• **Instruction**: What follows is a listing to be transcribed exactly.

===== Data rows

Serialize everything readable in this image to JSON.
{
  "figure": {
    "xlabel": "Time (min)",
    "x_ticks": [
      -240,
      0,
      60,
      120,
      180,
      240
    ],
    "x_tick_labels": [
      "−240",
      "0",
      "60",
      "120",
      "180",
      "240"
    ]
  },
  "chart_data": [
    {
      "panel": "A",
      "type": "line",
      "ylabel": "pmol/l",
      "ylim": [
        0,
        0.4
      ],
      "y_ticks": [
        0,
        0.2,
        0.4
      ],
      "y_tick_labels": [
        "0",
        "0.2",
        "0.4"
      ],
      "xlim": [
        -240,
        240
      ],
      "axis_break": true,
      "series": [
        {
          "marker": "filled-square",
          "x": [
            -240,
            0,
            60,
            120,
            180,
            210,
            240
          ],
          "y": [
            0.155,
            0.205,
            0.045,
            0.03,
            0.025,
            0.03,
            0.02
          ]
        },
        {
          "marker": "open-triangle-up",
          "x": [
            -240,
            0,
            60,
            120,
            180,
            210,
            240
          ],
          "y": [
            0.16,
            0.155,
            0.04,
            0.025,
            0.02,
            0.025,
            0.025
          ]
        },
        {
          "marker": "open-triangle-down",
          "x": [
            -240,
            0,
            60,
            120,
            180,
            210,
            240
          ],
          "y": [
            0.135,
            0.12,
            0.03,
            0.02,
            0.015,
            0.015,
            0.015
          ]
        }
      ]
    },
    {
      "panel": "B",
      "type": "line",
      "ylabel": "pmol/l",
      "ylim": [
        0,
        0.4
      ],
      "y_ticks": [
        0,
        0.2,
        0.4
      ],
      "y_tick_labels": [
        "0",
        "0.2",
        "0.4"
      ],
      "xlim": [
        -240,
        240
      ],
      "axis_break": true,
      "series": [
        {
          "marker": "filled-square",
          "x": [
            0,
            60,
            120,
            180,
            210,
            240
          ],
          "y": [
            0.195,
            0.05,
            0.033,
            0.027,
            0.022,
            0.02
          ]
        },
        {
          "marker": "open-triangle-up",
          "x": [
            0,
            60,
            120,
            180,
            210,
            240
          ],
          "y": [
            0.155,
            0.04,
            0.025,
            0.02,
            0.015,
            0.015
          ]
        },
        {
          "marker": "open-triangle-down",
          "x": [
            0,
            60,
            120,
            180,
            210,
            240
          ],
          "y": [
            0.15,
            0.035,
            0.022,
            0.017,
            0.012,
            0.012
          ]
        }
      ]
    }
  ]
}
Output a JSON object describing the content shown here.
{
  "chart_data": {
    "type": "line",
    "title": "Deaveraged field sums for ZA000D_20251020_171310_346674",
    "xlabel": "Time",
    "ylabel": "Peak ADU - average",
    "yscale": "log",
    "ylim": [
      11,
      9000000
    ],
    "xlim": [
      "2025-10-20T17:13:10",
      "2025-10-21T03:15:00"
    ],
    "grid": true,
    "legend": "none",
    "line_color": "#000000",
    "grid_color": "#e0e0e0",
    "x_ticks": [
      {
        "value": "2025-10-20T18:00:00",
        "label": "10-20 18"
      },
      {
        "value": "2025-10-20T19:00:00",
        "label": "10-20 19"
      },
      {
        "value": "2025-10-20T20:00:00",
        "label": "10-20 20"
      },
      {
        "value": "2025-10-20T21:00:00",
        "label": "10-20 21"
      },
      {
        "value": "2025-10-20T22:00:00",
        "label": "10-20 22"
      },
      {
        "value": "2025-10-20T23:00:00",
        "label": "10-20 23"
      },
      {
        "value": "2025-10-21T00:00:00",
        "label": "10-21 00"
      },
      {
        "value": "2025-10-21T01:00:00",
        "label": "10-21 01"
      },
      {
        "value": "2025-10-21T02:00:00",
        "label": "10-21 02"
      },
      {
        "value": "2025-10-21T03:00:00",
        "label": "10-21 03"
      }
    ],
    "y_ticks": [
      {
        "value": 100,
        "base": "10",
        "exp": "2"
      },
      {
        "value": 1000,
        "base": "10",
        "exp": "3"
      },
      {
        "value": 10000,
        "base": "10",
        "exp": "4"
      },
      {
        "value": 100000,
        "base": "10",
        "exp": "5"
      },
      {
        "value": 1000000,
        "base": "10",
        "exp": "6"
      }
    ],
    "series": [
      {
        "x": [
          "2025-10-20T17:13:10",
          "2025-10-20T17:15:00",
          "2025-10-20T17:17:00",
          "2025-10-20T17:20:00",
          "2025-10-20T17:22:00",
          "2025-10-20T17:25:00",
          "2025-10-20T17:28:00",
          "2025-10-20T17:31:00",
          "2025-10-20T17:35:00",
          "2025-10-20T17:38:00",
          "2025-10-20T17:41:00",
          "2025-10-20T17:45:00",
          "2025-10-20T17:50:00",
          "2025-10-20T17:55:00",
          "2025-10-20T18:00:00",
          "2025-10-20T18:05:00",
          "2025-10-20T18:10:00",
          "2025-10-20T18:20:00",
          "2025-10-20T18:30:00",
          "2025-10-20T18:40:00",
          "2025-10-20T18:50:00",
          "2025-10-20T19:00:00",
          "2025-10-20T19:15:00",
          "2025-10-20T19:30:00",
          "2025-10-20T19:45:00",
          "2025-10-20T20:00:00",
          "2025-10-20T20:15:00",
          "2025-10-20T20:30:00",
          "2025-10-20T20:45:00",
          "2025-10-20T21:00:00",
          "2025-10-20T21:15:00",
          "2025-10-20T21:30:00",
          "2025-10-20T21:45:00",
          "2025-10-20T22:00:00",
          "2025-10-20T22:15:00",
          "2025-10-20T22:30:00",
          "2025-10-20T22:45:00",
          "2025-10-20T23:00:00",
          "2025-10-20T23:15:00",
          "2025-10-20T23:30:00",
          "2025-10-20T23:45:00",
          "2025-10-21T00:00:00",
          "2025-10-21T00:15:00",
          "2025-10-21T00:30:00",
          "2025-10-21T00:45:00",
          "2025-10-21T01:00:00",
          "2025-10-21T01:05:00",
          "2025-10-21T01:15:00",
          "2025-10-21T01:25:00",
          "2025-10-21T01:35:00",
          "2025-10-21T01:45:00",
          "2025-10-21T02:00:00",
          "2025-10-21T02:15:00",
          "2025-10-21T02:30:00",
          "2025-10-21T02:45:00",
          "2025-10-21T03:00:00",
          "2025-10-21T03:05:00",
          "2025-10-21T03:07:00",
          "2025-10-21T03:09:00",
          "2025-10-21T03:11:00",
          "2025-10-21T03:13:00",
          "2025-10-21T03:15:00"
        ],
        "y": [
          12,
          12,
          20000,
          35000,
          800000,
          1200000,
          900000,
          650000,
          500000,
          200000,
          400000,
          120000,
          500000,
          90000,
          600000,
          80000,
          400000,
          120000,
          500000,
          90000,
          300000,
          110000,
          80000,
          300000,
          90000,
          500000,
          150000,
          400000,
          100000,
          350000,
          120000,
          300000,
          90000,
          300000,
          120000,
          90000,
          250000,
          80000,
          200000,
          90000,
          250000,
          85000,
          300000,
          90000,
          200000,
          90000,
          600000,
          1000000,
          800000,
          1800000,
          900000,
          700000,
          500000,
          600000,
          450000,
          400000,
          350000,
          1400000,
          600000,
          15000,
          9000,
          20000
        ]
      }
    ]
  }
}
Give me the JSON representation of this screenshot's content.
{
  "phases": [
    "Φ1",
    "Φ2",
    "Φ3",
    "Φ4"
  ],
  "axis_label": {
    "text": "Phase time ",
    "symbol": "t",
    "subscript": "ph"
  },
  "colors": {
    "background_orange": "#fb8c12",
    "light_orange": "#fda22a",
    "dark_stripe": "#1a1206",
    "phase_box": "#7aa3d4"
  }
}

==========

• **Solved problem**:
Serialize everything readable in this image to JSON.
{
  "figure": {
    "xlabel": "Time (min)",
    "x_ticks": [
      -240,
      0,
      60,
      120,
      180,
      240
    ],
    "x_tick_labels": [
      "−240",
      "0",
      "60",
      "120",
      "180",
      "240"
    ]
  },
  "chart_data": [
    {
      "panel": "A",
      "type": "line",
      "ylabel": "pmol/l",
      "ylim": [
        0,
        0.4
      ],
      "y_ticks": [
        0,
        0.2,
        0.4
      ],
      "y_tick_labels": [
        "0",
        "0.2",
        "0.4"
      ],
      "xlim": [
        -240,
        240
      ],
      "axis_break": true,
      "series": [
        {
          "marker": "filled-square",
          "x": [
            -240,
            0,
            60,
            120,
            180,
            210,
            240
          ],
          "y": [
            0.155,
            0.205,
            0.045,
            0.03,
            0.025,
            0.03,
            0.02
          ]
        },
        {
          "marker": "open-triangle-up",
          "x": [
            -240,
            0,
            60,
            120,
            180,
            210,
            240
          ],
          "y": [
            0.16,
            0.155,
            0.04,
            0.025,
            0.02,
            0.025,
            0.025
          ]
        },
        {
          "marker": "open-triangle-down",
          "x": [
            -240,
            0,
            60,
            120,
            180,
            210,
            240
          ],
          "y": [
            0.135,
            0.12,
            0.03,
            0.02,
            0.015,
            0.015,
            0.015
          ]
        }
      ]
    },
    {
      "panel": "B",
      "type": "line",
      "ylabel": "pmol/l",
      "ylim": [
        0,
        0.4
      ],
      "y_ticks": [
        0,
        0.2,
        0.4
      ],
      "y_tick_labels": [
        "0",
        "0.2",
        "0.4"
      ],
      "xlim": [
        -240,
        240
      ],
      "axis_break": true,
      "series": [
        {
          "marker": "filled-square",
          "x": [
            0,
            60,
            120,
            180,
            210,
            240
          ],
          "y": [
            0.195,
            0.05,
            0.033,
            0.027,
            0.022,
            0.02
          ]
        },
        {
          "marker": "open-triangle-up",
          "x": [
            0,
            60,
            120,
            180,
            210,
            240
          ],
          "y": [
            0.155,
            0.04,
            0.025,
            0.02,
            0.015,
            0.015
          ]
        },
        {
          "marker": "open-triangle-down",
          "x": [
            0,
            60,
            120,
            180,
            210,
            240
          ],
          "y": [
            0.15,
            0.035,
            0.022,
            0.017,
            0.012,
            0.012
          ]
        }
      ]
    }
  ]
}
Output a JSON object describing the content shown here.
{
  "chart_data": {
    "type": "line",
    "title": "Deaveraged field sums for ZA000D_20251020_171310_346674",
    "xlabel": "Time",
    "ylabel": "Peak ADU - average",
    "yscale": "log",
    "ylim": [
      11,
      9000000
    ],
    "xlim": [
      "2025-10-20T17:13:10",
      "2025-10-21T03:15:00"
    ],
    "grid": true,
    "legend": "none",
    "line_color": "#000000",
    "grid_color": "#e0e0e0",
    "x_ticks": [
      {
        "value": "2025-10-20T18:00:00",
        "label": "10-20 18"
      },
      {
        "value": "2025-10-20T19:00:00",
        "label": "10-20 19"
      },
      {
        "value": "2025-10-20T20:00:00",
        "label": "10-20 20"
      },
      {
        "value": "2025-10-20T21:00:00",
        "label": "10-20 21"
      },
      {
        "value": "2025-10-20T22:00:00",
        "label": "10-20 22"
      },
      {
        "value": "2025-10-20T23:00:00",
        "label": "10-20 23"
      },
      {
        "value": "2025-10-21T00:00:00",
        "label": "10-21 00"
      },
      {
        "value": "2025-10-21T01:00:00",
        "label": "10-21 01"
      },
      {
        "value": "2025-10-21T02:00:00",
        "label": "10-21 02"
      },
      {
        "value": "2025-10-21T03:00:00",
        "label": "10-21 03"
      }
    ],
    "y_ticks": [
      {
        "value": 100,
        "base": "10",
        "exp": "2"
      },
      {
        "value": 1000,
        "base": "10",
        "exp": "3"
      },
      {
        "value": 10000,
        "base": "10",
        "exp": "4"
      },
      {
        "value": 100000,
        "base": "10",
        "exp": "5"
      },
      {
        "value": 1000000,
        "base": "10",
        "exp": "6"
      }
    ],
    "series": [
      {
        "x": [
          "2025-10-20T17:13:10",
          "2025-10-20T17:15:00",
          "2025-10-20T17:17:00",
          "2025-10-20T17:20:00",
          "2025-10-20T17:22:00",
          "2025-10-20T17:25:00",
          "2025-10-20T17:28:00",
          "2025-10-20T17:31:00",
          "2025-10-20T17:35:00",
          "2025-10-20T17:38:00",
          "2025-10-20T17:41:00",
          "2025-10-20T17:45:00",
          "2025-10-20T17:50:00",
          "2025-10-20T17:55:00",
          "2025-10-20T18:00:00",
          "2025-10-20T18:05:00",
          "2025-10-20T18:10:00",
          "2025-10-20T18:20:00",
          "2025-10-20T18:30:00",
          "2025-10-20T18:40:00",
          "2025-10-20T18:50:00",
          "2025-10-20T19:00:00",
          "2025-10-20T19:15:00",
          "2025-10-20T19:30:00",
          "2025-10-20T19:45:00",
          "2025-10-20T20:00:00",
          "2025-10-20T20:15:00",
          "2025-10-20T20:30:00",
          "2025-10-20T20:45:00",
          "2025-10-20T21:00:00",
          "2025-10-20T21:15:00",
          "2025-10-20T21:30:00",
          "2025-10-20T21:45:00",
          "2025-10-20T22:00:00",
          "2025-10-20T22:15:00",
          "2025-10-20T22:30:00",
          "2025-10-20T22:45:00",
          "2025-10-20T23:00:00",
          "2025-10-20T23:15:00",
          "2025-10-20T23:30:00",
          "2025-10-20T23:45:00",
          "2025-10-21T00:00:00",
          "2025-10-21T00:15:00",
          "2025-10-21T00:30:00",
          "2025-10-21T00:45:00",
          "2025-10-21T01:00:00",
          "2025-10-21T01:05:00",
          "2025-10-21T01:15:00",
          "2025-10-21T01:25:00",
          "2025-10-21T01:35:00",
          "2025-10-21T01:45:00",
          "2025-10-21T02:00:00",
          "2025-10-21T02:15:00",
          "2025-10-21T02:30:00",
          "2025-10-21T02:45:00",
          "2025-10-21T03:00:00",
          "2025-10-21T03:05:00",
          "2025-10-21T03:07:00",
          "2025-10-21T03:09:00",
          "2025-10-21T03:11:00",
          "2025-10-21T03:13:00",
          "2025-10-21T03:15:00"
        ],
        "y": [
          12,
          12,
          20000,
          35000,
          800000,
          1200000,
          900000,
          650000,
          500000,
          200000,
          400000,
          120000,
          500000,
          90000,
          600000,
          80000,
          400000,
          120000,
          500000,
          90000,
          300000,
          110000,
          80000,
          300000,
          90000,
          500000,
          150000,
          400000,
          100000,
          350000,
          120000,
          300000,
          90000,
          300000,
          120000,
          90000,
          250000,
          80000,
          200000,
          90000,
          250000,
          85000,
          300000,
          90000,
          200000,
          90000,
          600000,
          1000000,
          800000,
          1800000,
          900000,
          700000,
          500000,
          600000,
          450000,
          400000,
          350000,
          1400000,
          600000,
          15000,
          9000,
          20000
        ]
      }
    ]
  }
}
Give me the JSON representation of this screenshot's content.
{
  "phases": [
    "Φ1",
    "Φ2",
    "Φ3",
    "Φ4"
  ],
  "axis_label": {
    "text": "Phase time ",
    "symbol": "t",
    "subscript": "ph"
  },
  "colors": {
    "background_orange": "#fb8c12",
    "light_orange": "#fda22a",
    "dark_stripe": "#1a1206",
    "phase_box": "#7aa3d4"
  }
}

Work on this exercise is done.